(Excerpt from a dataset)
━━━━━━━━━━

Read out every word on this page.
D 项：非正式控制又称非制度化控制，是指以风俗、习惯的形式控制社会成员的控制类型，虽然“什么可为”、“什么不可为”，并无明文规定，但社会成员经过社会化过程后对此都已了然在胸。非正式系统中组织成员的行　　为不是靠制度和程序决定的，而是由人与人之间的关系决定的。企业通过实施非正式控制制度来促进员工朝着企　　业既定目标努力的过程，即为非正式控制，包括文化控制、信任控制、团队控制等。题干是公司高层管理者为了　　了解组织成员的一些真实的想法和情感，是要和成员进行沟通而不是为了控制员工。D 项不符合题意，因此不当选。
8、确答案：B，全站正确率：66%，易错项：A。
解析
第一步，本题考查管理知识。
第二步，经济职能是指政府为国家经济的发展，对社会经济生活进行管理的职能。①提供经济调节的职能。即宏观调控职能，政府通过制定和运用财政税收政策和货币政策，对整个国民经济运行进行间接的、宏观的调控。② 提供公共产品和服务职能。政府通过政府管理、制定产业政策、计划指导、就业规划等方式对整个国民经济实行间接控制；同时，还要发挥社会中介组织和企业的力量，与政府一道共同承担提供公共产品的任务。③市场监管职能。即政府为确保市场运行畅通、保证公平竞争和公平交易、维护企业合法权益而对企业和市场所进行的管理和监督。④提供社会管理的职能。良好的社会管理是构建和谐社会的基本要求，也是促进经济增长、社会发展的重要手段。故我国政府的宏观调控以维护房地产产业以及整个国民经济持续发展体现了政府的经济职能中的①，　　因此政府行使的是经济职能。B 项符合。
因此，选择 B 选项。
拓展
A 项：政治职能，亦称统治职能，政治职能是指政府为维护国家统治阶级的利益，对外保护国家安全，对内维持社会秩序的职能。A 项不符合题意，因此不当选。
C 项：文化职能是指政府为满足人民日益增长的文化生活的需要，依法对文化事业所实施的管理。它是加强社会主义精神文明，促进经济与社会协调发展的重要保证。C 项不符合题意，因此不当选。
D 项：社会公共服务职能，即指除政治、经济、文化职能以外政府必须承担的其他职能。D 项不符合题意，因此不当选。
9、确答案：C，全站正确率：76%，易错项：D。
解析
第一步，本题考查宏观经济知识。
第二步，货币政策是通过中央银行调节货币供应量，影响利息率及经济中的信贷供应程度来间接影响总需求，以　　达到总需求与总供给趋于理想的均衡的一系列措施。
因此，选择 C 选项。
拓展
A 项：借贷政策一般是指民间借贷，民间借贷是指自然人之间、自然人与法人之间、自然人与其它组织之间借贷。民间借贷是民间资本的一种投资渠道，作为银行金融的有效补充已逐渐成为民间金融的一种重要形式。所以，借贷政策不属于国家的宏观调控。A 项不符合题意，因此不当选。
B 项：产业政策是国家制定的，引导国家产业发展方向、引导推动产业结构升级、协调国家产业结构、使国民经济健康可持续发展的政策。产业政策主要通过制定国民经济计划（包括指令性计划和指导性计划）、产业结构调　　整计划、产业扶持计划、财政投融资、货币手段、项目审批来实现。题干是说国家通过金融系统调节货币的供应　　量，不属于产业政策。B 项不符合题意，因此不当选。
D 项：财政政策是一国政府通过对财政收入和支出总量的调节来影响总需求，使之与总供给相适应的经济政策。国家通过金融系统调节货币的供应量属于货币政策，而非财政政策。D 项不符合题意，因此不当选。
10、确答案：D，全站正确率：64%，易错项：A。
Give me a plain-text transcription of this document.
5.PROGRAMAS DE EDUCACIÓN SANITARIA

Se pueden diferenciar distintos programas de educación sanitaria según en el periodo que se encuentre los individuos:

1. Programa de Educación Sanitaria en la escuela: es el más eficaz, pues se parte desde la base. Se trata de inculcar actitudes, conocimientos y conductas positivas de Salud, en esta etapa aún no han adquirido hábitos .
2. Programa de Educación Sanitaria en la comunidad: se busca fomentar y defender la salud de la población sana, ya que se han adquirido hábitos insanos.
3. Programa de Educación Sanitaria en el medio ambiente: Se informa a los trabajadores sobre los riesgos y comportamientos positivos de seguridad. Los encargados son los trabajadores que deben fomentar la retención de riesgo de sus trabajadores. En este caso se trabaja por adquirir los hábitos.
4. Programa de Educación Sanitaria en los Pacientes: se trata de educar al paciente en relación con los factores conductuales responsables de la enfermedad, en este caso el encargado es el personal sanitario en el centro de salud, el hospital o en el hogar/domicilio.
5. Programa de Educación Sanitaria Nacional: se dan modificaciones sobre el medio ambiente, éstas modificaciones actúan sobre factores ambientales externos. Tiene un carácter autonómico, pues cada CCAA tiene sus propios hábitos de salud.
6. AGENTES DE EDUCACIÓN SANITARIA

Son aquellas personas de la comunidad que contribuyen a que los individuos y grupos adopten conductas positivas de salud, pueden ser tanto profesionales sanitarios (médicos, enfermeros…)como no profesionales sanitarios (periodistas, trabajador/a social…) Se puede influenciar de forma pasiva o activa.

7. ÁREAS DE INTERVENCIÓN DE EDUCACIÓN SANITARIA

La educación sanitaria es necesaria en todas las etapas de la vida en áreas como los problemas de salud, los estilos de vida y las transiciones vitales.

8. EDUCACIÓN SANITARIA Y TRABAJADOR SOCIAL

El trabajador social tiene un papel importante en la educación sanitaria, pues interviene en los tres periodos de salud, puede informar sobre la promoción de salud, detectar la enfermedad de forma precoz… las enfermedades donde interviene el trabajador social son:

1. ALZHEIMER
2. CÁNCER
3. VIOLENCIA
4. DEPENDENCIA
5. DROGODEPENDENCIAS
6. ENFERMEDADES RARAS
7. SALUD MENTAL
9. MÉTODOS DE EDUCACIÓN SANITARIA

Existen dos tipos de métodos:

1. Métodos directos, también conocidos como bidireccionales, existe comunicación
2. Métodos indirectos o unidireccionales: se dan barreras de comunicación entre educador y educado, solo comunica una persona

━━━━━━━━━━

- [Given problem]: Each line of the material should be duplicated exactly, please.

- [Answer to this task]:
Read out every word on this page.
D 项：非正式控制又称非制度化控制，是指以风俗、习惯的形式控制社会成员的控制类型，虽然“什么可为”、“什么不可为”，并无明文规定，但社会成员经过社会化过程后对此都已了然在胸。非正式系统中组织成员的行　　为不是靠制度和程序决定的，而是由人与人之间的关系决定的。企业通过实施非正式控制制度来促进员工朝着企　　业既定目标努力的过程，即为非正式控制，包括文化控制、信任控制、团队控制等。题干是公司高层管理者为了　　了解组织成员的一些真实的想法和情感，是要和成员进行沟通而不是为了控制员工。D 项不符合题意，因此不当选。
8、确答案：B，全站正确率：66%，易错项：A。
解析
第一步，本题考查管理知识。
第二步，经济职能是指政府为国家经济的发展，对社会经济生活进行管理的职能。①提供经济调节的职能。即宏观调控职能，政府通过制定和运用财政税收政策和货币政策，对整个国民经济运行进行间接的、宏观的调控。② 提供公共产品和服务职能。政府通过政府管理、制定产业政策、计划指导、就业规划等方式对整个国民经济实行间接控制；同时，还要发挥社会中介组织和企业的力量，与政府一道共同承担提供公共产品的任务。③市场监管职能。即政府为确保市场运行畅通、保证公平竞争和公平交易、维护企业合法权益而对企业和市场所进行的管理和监督。④提供社会管理的职能。良好的社会管理是构建和谐社会的基本要求，也是促进经济增长、社会发展的重要手段。故我国政府的宏观调控以维护房地产产业以及整个国民经济持续发展体现了政府的经济职能中的①，　　因此政府行使的是经济职能。B 项符合。
因此，选择 B 选项。
拓展
A 项：政治职能，亦称统治职能，政治职能是指政府为维护国家统治阶级的利益，对外保护国家安全，对内维持社会秩序的职能。A 项不符合题意，因此不当选。
C 项：文化职能是指政府为满足人民日益增长的文化生活的需要，依法对文化事业所实施的管理。它是加强社会主义精神文明，促进经济与社会协调发展的重要保证。C 项不符合题意，因此不当选。
D 项：社会公共服务职能，即指除政治、经济、文化职能以外政府必须承担的其他职能。D 项不符合题意，因此不当选。
9、确答案：C，全站正确率：76%，易错项：D。
解析
第一步，本题考查宏观经济知识。
第二步，货币政策是通过中央银行调节货币供应量，影响利息率及经济中的信贷供应程度来间接影响总需求，以　　达到总需求与总供给趋于理想的均衡的一系列措施。
因此，选择 C 选项。
拓展
A 项：借贷政策一般是指民间借贷，民间借贷是指自然人之间、自然人与法人之间、自然人与其它组织之间借贷。民间借贷是民间资本的一种投资渠道，作为银行金融的有效补充已逐渐成为民间金融的一种重要形式。所以，借贷政策不属于国家的宏观调控。A 项不符合题意，因此不当选。
B 项：产业政策是国家制定的，引导国家产业发展方向、引导推动产业结构升级、协调国家产业结构、使国民经济健康可持续发展的政策。产业政策主要通过制定国民经济计划（包括指令性计划和指导性计划）、产业结构调　　整计划、产业扶持计划、财政投融资、货币手段、项目审批来实现。题干是说国家通过金融系统调节货币的供应　　量，不属于产业政策。B 项不符合题意，因此不当选。
D 项：财政政策是一国政府通过对财政收入和支出总量的调节来影响总需求，使之与总供给相适应的经济政策。国家通过金融系统调节货币的供应量属于货币政策，而非财政政策。D 项不符合题意，因此不当选。
10、确答案：D，全站正确率：64%，易错项：A。
Give me a plain-text transcription of this document.
5.PROGRAMAS DE EDUCACIÓN SANITARIA

Se pueden diferenciar distintos programas de educación sanitaria según en el periodo que se encuentre los individuos:

1. Programa de Educación Sanitaria en la escuela: es el más eficaz, pues se parte desde la base. Se trata de inculcar actitudes, conocimientos y conductas positivas de Salud, en esta etapa aún no han adquirido hábitos .
2. Programa de Educación Sanitaria en la comunidad: se busca fomentar y defender la salud de la población sana, ya que se han adquirido hábitos insanos.
3. Programa de Educación Sanitaria en el medio ambiente: Se informa a los trabajadores sobre los riesgos y comportamientos positivos de seguridad. Los encargados son los trabajadores que deben fomentar la retención de riesgo de sus trabajadores. En este caso se trabaja por adquirir los hábitos.
4. Programa de Educación Sanitaria en los Pacientes: se trata de educar al paciente en relación con los factores conductuales responsables de la enfermedad, en este caso el encargado es el personal sanitario en el centro de salud, el hospital o en el hogar/domicilio.
5. Programa de Educación Sanitaria Nacional: se dan modificaciones sobre el medio ambiente, éstas modificaciones actúan sobre factores ambientales externos. Tiene un carácter autonómico, pues cada CCAA tiene sus propios hábitos de salud.
6. AGENTES DE EDUCACIÓN SANITARIA

Son aquellas personas de la comunidad que contribuyen a que los individuos y grupos adopten conductas positivas de salud, pueden ser tanto profesionales sanitarios (médicos, enfermeros…)como no profesionales sanitarios (periodistas, trabajador/a social…) Se puede influenciar de forma pasiva o activa.

7. ÁREAS DE INTERVENCIÓN DE EDUCACIÓN SANITARIA

La educación sanitaria es necesaria en todas las etapas de la vida en áreas como los problemas de salud, los estilos de vida y las transiciones vitales.

8. EDUCACIÓN SANITARIA Y TRABAJADOR SOCIAL

El trabajador social tiene un papel importante en la educación sanitaria, pues interviene en los tres periodos de salud, puede informar sobre la promoción de salud, detectar la enfermedad de forma precoz… las enfermedades donde interviene el trabajador social son:

1. ALZHEIMER
2. CÁNCER
3. VIOLENCIA
4. DEPENDENCIA
5. DROGODEPENDENCIAS
6. ENFERMEDADES RARAS
7. SALUD MENTAL
9. MÉTODOS DE EDUCACIÓN SANITARIA

Existen dos tipos de métodos:

1. Métodos directos, también conocidos como bidireccionales, existe comunicación
2. Métodos indirectos o unidireccionales: se dan barreras de comunicación entre educador y educado, solo comunica una persona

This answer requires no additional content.